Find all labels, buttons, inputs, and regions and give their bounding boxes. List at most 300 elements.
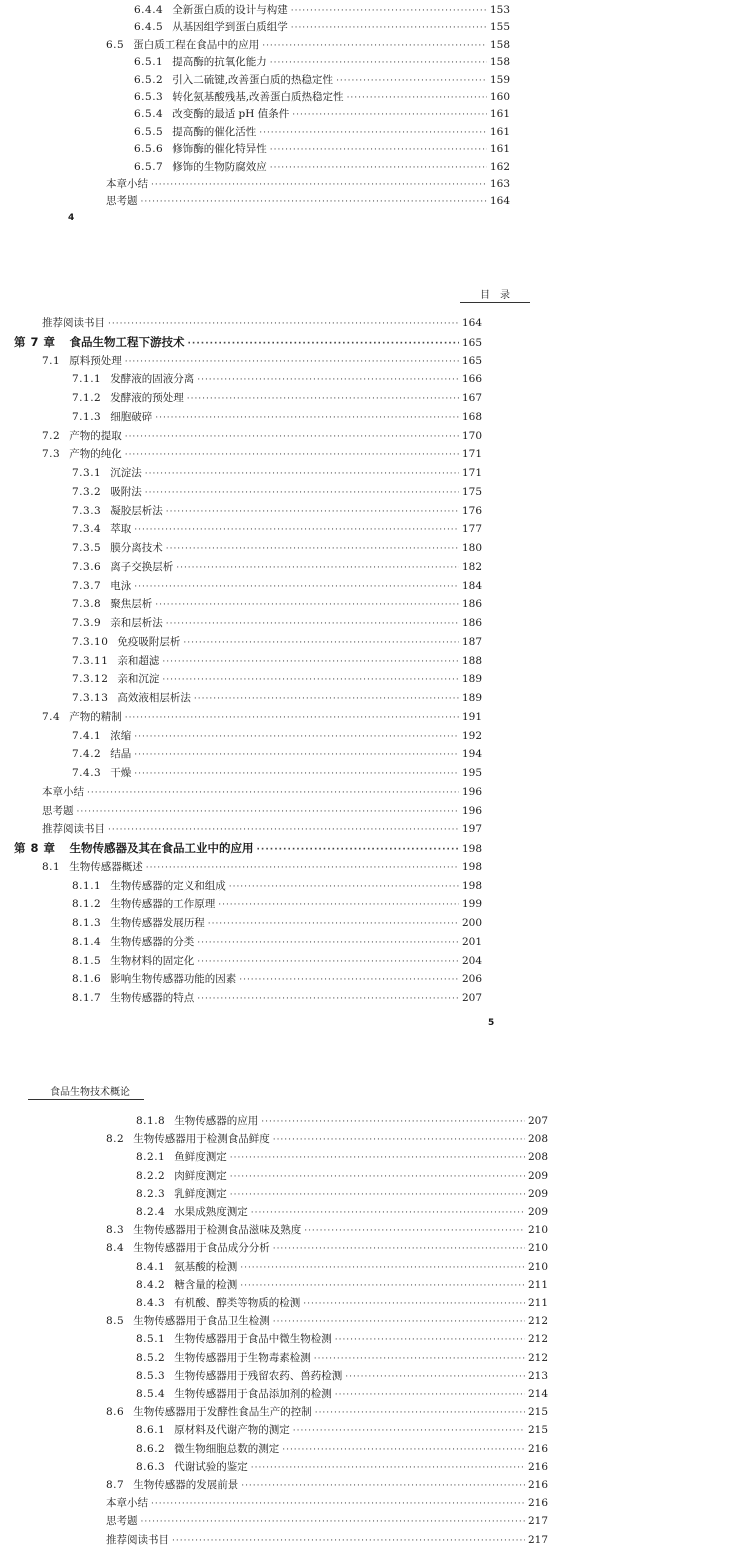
toc-entry[interactable] [42, 804, 482, 818]
toc-entry-title: 有机酸、醇类等物质的检测 [174, 1297, 301, 1309]
leader-dots [162, 655, 459, 669]
toc-entry-page: 189 [461, 673, 482, 685]
toc-entry[interactable] [134, 107, 510, 121]
toc-entry-number: 7.4.3 [72, 767, 102, 779]
leader-dots [151, 178, 487, 192]
toc-entry[interactable] [134, 125, 510, 139]
toc-entry-number: 8.6.3 [136, 1461, 166, 1473]
toc-entry-title: 沉淀法 [110, 467, 142, 479]
toc-entry[interactable] [42, 429, 482, 443]
toc-entry-title: 吸附法 [110, 486, 142, 498]
toc-entry-number: 7.3.4 [72, 523, 102, 535]
leader-dots [176, 561, 459, 575]
leader-dots [273, 1315, 525, 1329]
leader-dots [166, 542, 459, 556]
toc-entry-title: 改变酶的最适 pH 值条件 [172, 108, 290, 120]
leader-dots [336, 74, 487, 88]
leader-dots [251, 1206, 525, 1220]
toc-entry[interactable] [136, 1205, 548, 1219]
leader-dots [261, 1115, 525, 1129]
toc-entry[interactable] [136, 1442, 548, 1456]
toc-entry-page: 191 [461, 711, 482, 723]
leader-dots [303, 1297, 525, 1311]
leader-dots [125, 355, 459, 369]
toc-entry-page: 177 [461, 523, 482, 535]
leader-dots [218, 898, 459, 912]
toc-entry[interactable] [106, 1405, 548, 1419]
toc-entry-title: 原材料及代谢产物的测定 [174, 1424, 290, 1436]
toc-entry-page: 210 [527, 1261, 548, 1273]
toc-entry-number: 7.3.13 [72, 692, 109, 704]
toc-entry[interactable] [136, 1114, 548, 1128]
toc-entry[interactable] [136, 1460, 548, 1474]
toc-entry-title: 发酵液的固液分离 [110, 373, 195, 385]
toc-entry-page: 208 [527, 1151, 548, 1163]
toc-entry[interactable] [72, 972, 482, 986]
toc-chapter-entry[interactable] [14, 841, 482, 855]
toc-entry-page: 175 [461, 486, 482, 498]
toc-entry-number: 7.3.2 [72, 486, 102, 498]
toc-entry-page: 192 [461, 730, 482, 742]
toc-entry-page: 215 [527, 1424, 548, 1436]
leader-dots [197, 955, 459, 969]
toc-entry-page: 216 [527, 1479, 548, 1491]
toc-entry-number: 7.3.12 [72, 673, 109, 685]
leader-dots [293, 1424, 525, 1438]
toc-entry[interactable] [72, 879, 482, 893]
leader-dots [166, 505, 459, 519]
toc-entry[interactable] [136, 1169, 548, 1183]
toc-entry[interactable] [106, 38, 510, 52]
toc-entry[interactable] [42, 822, 482, 836]
toc-entry[interactable] [136, 1387, 548, 1401]
toc-entry-page: 197 [461, 823, 482, 835]
toc-entry-title: 生物传感器的特点 [110, 992, 195, 1004]
toc-entry-number: 8.6.2 [136, 1443, 166, 1455]
leader-dots [141, 195, 487, 209]
toc-entry[interactable] [72, 654, 482, 668]
toc-entry[interactable] [72, 935, 482, 949]
toc-entry-number: 8.4.2 [136, 1279, 166, 1291]
toc-entry-title: 生物传感器用于食品中微生物检测 [174, 1333, 332, 1345]
toc-entry[interactable] [134, 73, 510, 87]
toc-entry-number: 8.2.2 [136, 1170, 166, 1182]
toc-entry-page: 184 [461, 580, 482, 592]
page-number-4: 4 [68, 213, 75, 223]
toc-entry-number: 7.3.8 [72, 598, 102, 610]
toc-entry-title: 提高酶的抗氧化能力 [172, 56, 267, 68]
toc-entry-number: 8.5.2 [136, 1352, 166, 1364]
toc-entry-number: 8.1.3 [72, 917, 102, 929]
leader-dots [134, 580, 459, 594]
toc-entry-page: 182 [461, 561, 482, 573]
leader-dots [270, 161, 487, 175]
toc-entry[interactable] [106, 1314, 548, 1328]
toc-entry-title: 萃取 [110, 523, 132, 535]
leader-dots [134, 730, 459, 744]
toc-entry-page: 189 [461, 692, 482, 704]
toc-entry-page: 160 [489, 91, 510, 103]
toc-entry-title: 思考题 [42, 805, 74, 817]
toc-entry[interactable] [72, 691, 482, 705]
leader-dots [239, 973, 459, 987]
leader-dots [125, 448, 459, 462]
toc-entry[interactable] [136, 1351, 548, 1365]
toc-entry[interactable] [106, 194, 510, 208]
toc-entry-number: 7.3.6 [72, 561, 102, 573]
toc-entry-number: 6.5.3 [134, 91, 164, 103]
leader-dots [194, 692, 459, 706]
leader-dots [187, 392, 459, 406]
toc-entry-title: 生物传感器的分类 [110, 936, 195, 948]
toc-entry-number: 8.5.4 [136, 1388, 166, 1400]
toc-entry[interactable] [106, 1132, 548, 1146]
leader-dots [241, 1479, 525, 1493]
toc-entry-title: 代谢试验的鉴定 [174, 1461, 248, 1473]
toc-entry-title: 肉鲜度测定 [174, 1170, 227, 1182]
leader-dots [347, 91, 487, 105]
toc-entry-number: 7.1.3 [72, 411, 102, 423]
toc-entry[interactable] [106, 1478, 548, 1492]
toc-entry-title: 生物传感器用于食品添加剂的检测 [174, 1388, 332, 1400]
leader-dots [240, 1279, 525, 1293]
toc-entry-page: 198 [461, 880, 482, 892]
toc-entry-page: 212 [527, 1333, 548, 1345]
leader-dots [262, 39, 487, 53]
toc-entry[interactable] [136, 1423, 548, 1437]
toc-entry-number: 8.5.1 [136, 1333, 166, 1345]
toc-entry[interactable] [134, 90, 510, 104]
toc-entry-title: 细胞破碎 [110, 411, 153, 423]
toc-entry-page: 158 [489, 39, 510, 51]
toc-entry-page: 159 [489, 74, 510, 86]
toc-entry-title: 浓缩 [110, 730, 132, 742]
leader-dots [145, 486, 459, 500]
toc-entry-page: 163 [489, 178, 510, 190]
toc-entry[interactable] [136, 1187, 548, 1201]
toc-entry-page: 198 [461, 861, 482, 873]
toc-entry-number: 7.4.2 [72, 748, 102, 760]
leader-dots [230, 1188, 525, 1202]
toc-entry-number: 8.2.1 [136, 1151, 166, 1163]
toc-entry-page: 216 [527, 1497, 548, 1509]
toc-entry[interactable] [134, 20, 510, 34]
leader-dots [335, 1333, 525, 1347]
leader-dots [77, 805, 459, 819]
toc-entry-title: 推荐阅读书目 [106, 1534, 169, 1546]
toc-entry-title: 生物传感器概述 [69, 861, 143, 873]
toc-entry-title: 免疫吸附层析 [117, 636, 181, 648]
toc-entry[interactable] [72, 410, 482, 424]
toc-entry-number: 第 8 章 [14, 841, 56, 855]
leader-dots [197, 373, 459, 387]
toc-entry-page: 212 [527, 1315, 548, 1327]
leader-dots [208, 917, 459, 931]
leader-dots [291, 21, 487, 35]
page-number-5: 5 [488, 1018, 495, 1028]
running-head-book-title: 食品生物技术概论 [28, 1083, 144, 1100]
toc-entry-title: 转化氨基酸残基,改善蛋白质热稳定性 [172, 91, 344, 103]
toc-entry[interactable] [42, 316, 482, 330]
toc-entry[interactable] [72, 635, 482, 649]
toc-entry-page: 186 [461, 617, 482, 629]
toc-entry[interactable] [72, 522, 482, 536]
toc-entry-page: 161 [489, 108, 510, 120]
toc-entry-title: 生物传感器用于检测食品鲜度 [133, 1133, 270, 1145]
toc-entry-page: 217 [527, 1515, 548, 1527]
toc-entry[interactable] [72, 672, 482, 686]
toc-entry-title: 生物传感器用于发酵性食品生产的控制 [133, 1406, 312, 1418]
toc-entry-number: 6.4.4 [134, 4, 164, 16]
toc-entry-page: 164 [489, 195, 510, 207]
toc-entry-title: 本章小结 [106, 1497, 148, 1509]
toc-entry-title: 生物传感器的发展前景 [133, 1479, 239, 1491]
leader-dots [315, 1406, 525, 1420]
toc-entry-number: 8.4.3 [136, 1297, 166, 1309]
leader-dots [197, 936, 459, 950]
toc-entry-title: 思考题 [106, 195, 138, 207]
toc-entry-title: 高效液相层析法 [117, 692, 191, 704]
toc-entry-title: 生物材料的固定化 [110, 955, 195, 967]
toc-entry-number: 7.2 [42, 430, 61, 442]
toc-entry-page: 201 [461, 936, 482, 948]
toc-entry-page: 171 [461, 448, 482, 460]
toc-entry-page: 166 [461, 373, 482, 385]
toc-entry[interactable] [72, 616, 482, 630]
toc-entry-page: 210 [527, 1242, 548, 1254]
toc-entry-number: 第 7 章 [14, 335, 56, 349]
toc-entry-number: 7.3.7 [72, 580, 102, 592]
toc-entry[interactable] [72, 916, 482, 930]
toc-entry-page: 161 [489, 143, 510, 155]
leader-dots [197, 992, 459, 1006]
toc-entry-title: 生物传感器的应用 [174, 1115, 259, 1127]
toc-entry[interactable] [72, 504, 482, 518]
running-head-contents: 目 录 [460, 286, 530, 303]
toc-entry[interactable] [136, 1369, 548, 1383]
toc-entry-title: 亲和层析法 [110, 617, 163, 629]
toc-entry-number: 8.2.4 [136, 1206, 166, 1218]
toc-entry-page: 213 [527, 1370, 548, 1382]
toc-entry[interactable] [72, 597, 482, 611]
toc-entry-title: 提高酶的催化活性 [172, 126, 257, 138]
toc-entry[interactable] [136, 1332, 548, 1346]
toc-entry-title: 原料预处理 [69, 355, 122, 367]
toc-entry-title: 本章小结 [42, 786, 84, 798]
toc-entry-number: 8.2.3 [136, 1188, 166, 1200]
toc-entry[interactable] [134, 142, 510, 156]
toc-entry-title: 水果成熟度测定 [174, 1206, 248, 1218]
toc-entry-title: 产物的提取 [69, 430, 122, 442]
toc-entry-number: 8.5.3 [136, 1370, 166, 1382]
toc-entry[interactable] [72, 729, 482, 743]
toc-entry[interactable] [106, 177, 510, 191]
toc-entry-number: 7.4.1 [72, 730, 102, 742]
toc-entry-page: 164 [461, 317, 482, 329]
toc-entry-number: 8.1.4 [72, 936, 102, 948]
toc-entry-page: 216 [527, 1443, 548, 1455]
toc-entry[interactable] [72, 954, 482, 968]
leader-dots [240, 1261, 525, 1275]
toc-entry-title: 发酵液的预处理 [110, 392, 184, 404]
toc-entry-page: 196 [461, 805, 482, 817]
toc-entry[interactable] [72, 466, 482, 480]
leader-dots [87, 786, 459, 800]
toc-entry[interactable] [106, 1241, 548, 1255]
toc-entry-number: 7.3.5 [72, 542, 102, 554]
toc-entry-page: 170 [461, 430, 482, 442]
toc-entry-page: 196 [461, 786, 482, 798]
toc-entry-page: 200 [461, 917, 482, 929]
toc-entry-title: 推荐阅读书目 [42, 823, 105, 835]
toc-entry-title: 全新蛋白质的设计与构建 [172, 4, 288, 16]
toc-entry[interactable] [106, 1223, 548, 1237]
toc-entry-page: 214 [527, 1388, 548, 1400]
toc-entry[interactable] [42, 447, 482, 461]
toc-entry-title: 生物传感器用于食品成分分析 [133, 1242, 270, 1254]
leader-dots [335, 1388, 525, 1402]
leader-dots [291, 4, 487, 18]
leader-dots [270, 56, 487, 70]
toc-entry-number: 8.1.5 [72, 955, 102, 967]
toc-entry[interactable] [72, 747, 482, 761]
toc-entry[interactable] [42, 785, 482, 799]
leader-dots [230, 1151, 525, 1165]
leader-dots [314, 1352, 525, 1366]
toc-entry-page: 168 [461, 411, 482, 423]
toc-entry[interactable] [136, 1296, 548, 1310]
toc-entry[interactable] [72, 579, 482, 593]
toc-entry-title: 生物传感器用于检测食品滋味及熟度 [133, 1224, 302, 1236]
toc-entry-page: 165 [461, 337, 482, 349]
toc-entry-page: 165 [461, 355, 482, 367]
toc-entry-title: 从基因组学到蛋白质组学 [172, 21, 288, 33]
toc-entry-title: 离子交换层析 [110, 561, 174, 573]
toc-entry[interactable] [72, 766, 482, 780]
leader-dots [345, 1370, 525, 1384]
toc-entry[interactable] [72, 541, 482, 555]
toc-entry-page: 171 [461, 467, 482, 479]
toc-entry-page: 204 [461, 955, 482, 967]
toc-entry-number: 7.3 [42, 448, 61, 460]
toc-entry[interactable] [72, 560, 482, 574]
toc-entry[interactable] [136, 1260, 548, 1274]
toc-entry-number: 8.2 [106, 1133, 125, 1145]
toc-entry-title: 生物传感器用于食品卫生检测 [133, 1315, 270, 1327]
toc-entry-title: 电泳 [110, 580, 132, 592]
toc-entry[interactable] [106, 1533, 548, 1547]
toc-entry-number: 8.4.1 [136, 1261, 166, 1273]
toc-entry[interactable] [134, 55, 510, 69]
toc-entry-title: 膜分离技术 [110, 542, 163, 554]
toc-entry[interactable] [72, 372, 482, 386]
toc-entry[interactable] [134, 160, 510, 174]
toc-entry[interactable] [106, 1514, 548, 1528]
leader-dots [183, 636, 459, 650]
toc-entry-title: 蛋白质工程在食品中的应用 [133, 39, 260, 51]
toc-entry[interactable] [72, 991, 482, 1005]
toc-entry-title: 产物的纯化 [69, 448, 122, 460]
toc-entry[interactable] [134, 3, 510, 17]
leader-dots [257, 843, 459, 857]
leader-dots [188, 337, 459, 351]
toc-entry[interactable] [72, 485, 482, 499]
leader-dots [108, 317, 459, 331]
toc-entry[interactable] [42, 354, 482, 368]
toc-entry-number: 7.1.1 [72, 373, 102, 385]
toc-entry-page: 210 [527, 1224, 548, 1236]
toc-entry-number: 6.5.4 [134, 108, 164, 120]
toc-entry[interactable] [72, 897, 482, 911]
leader-dots [292, 108, 487, 122]
toc-entry-title: 鱼鲜度测定 [174, 1151, 227, 1163]
leader-dots [134, 748, 459, 762]
toc-entry-title: 凝胶层析法 [110, 505, 163, 517]
toc-entry-title: 生物传感器的定义和组成 [110, 880, 226, 892]
toc-entry-number: 8.5 [106, 1315, 125, 1327]
leader-dots [166, 617, 459, 631]
toc-entry-number: 6.5 [106, 39, 125, 51]
leader-dots [259, 126, 487, 140]
toc-entry-title: 聚焦层析 [110, 598, 153, 610]
leader-dots [282, 1443, 525, 1457]
toc-entry-title: 思考题 [106, 1515, 138, 1527]
toc-entry-page: 194 [461, 748, 482, 760]
leader-dots [125, 711, 459, 725]
toc-entry-page: 161 [489, 126, 510, 138]
leader-dots [155, 411, 459, 425]
toc-entry-number: 8.6.1 [136, 1424, 166, 1436]
toc-entry-number: 6.5.6 [134, 143, 164, 155]
toc-entry[interactable] [106, 1496, 548, 1510]
toc-entry[interactable] [72, 391, 482, 405]
leader-dots [304, 1224, 525, 1238]
toc-entry-number: 7.3.1 [72, 467, 102, 479]
toc-entry-title: 亲和沉淀 [117, 673, 160, 685]
toc-entry[interactable] [136, 1150, 548, 1164]
toc-entry-page: 211 [527, 1279, 548, 1291]
toc-chapter-entry[interactable] [14, 335, 482, 349]
leader-dots [230, 1170, 525, 1184]
leader-dots [273, 1133, 525, 1147]
toc-entry-title: 修饰的生物防腐效应 [172, 161, 267, 173]
toc-entry-number: 7.3.9 [72, 617, 102, 629]
toc-entry-title: 修饰酶的催化特异性 [172, 143, 267, 155]
toc-entry-page: 207 [461, 992, 482, 1004]
toc-entry-title: 影响生物传感器功能的因素 [110, 973, 237, 985]
toc-entry-number: 6.5.1 [134, 56, 164, 68]
toc-entry-number: 6.5.7 [134, 161, 164, 173]
toc-entry[interactable] [136, 1278, 548, 1292]
toc-entry-number: 8.4 [106, 1242, 125, 1254]
toc-entry-number: 7.3.10 [72, 636, 109, 648]
toc-entry-number: 8.3 [106, 1224, 125, 1236]
toc-entry[interactable] [42, 710, 482, 724]
leader-dots [155, 598, 459, 612]
leader-dots [162, 673, 459, 687]
leader-dots [108, 823, 459, 837]
toc-entry-number: 6.4.5 [134, 21, 164, 33]
toc-entry-page: 216 [527, 1461, 548, 1473]
toc-entry-number: 8.1.8 [136, 1115, 166, 1127]
leader-dots [151, 1497, 525, 1511]
toc-entry[interactable] [42, 860, 482, 874]
toc-entry-page: 187 [461, 636, 482, 648]
toc-entry-page: 176 [461, 505, 482, 517]
leader-dots [134, 523, 459, 537]
toc-entry-page: 153 [489, 4, 510, 16]
toc-entry-page: 186 [461, 598, 482, 610]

━━━━━━━━

• WORK TO DO: Copy out, word for word, the part of the listing that opens with the line containing "toc-entry[interactable] [42, 804, 482, 818]" and closes with the line containing "toc-entry[interactable] [134, 107, 510, 121]", keeping both of those lines.

• RESULT BELOW:
toc-entry[interactable] [42, 804, 482, 818]
toc-entry-title: 有机酸、醇类等物质的检测 [174, 1297, 301, 1309]
leader-dots [162, 655, 459, 669]
toc-entry-page: 189 [461, 673, 482, 685]
toc-entry[interactable] [134, 107, 510, 121]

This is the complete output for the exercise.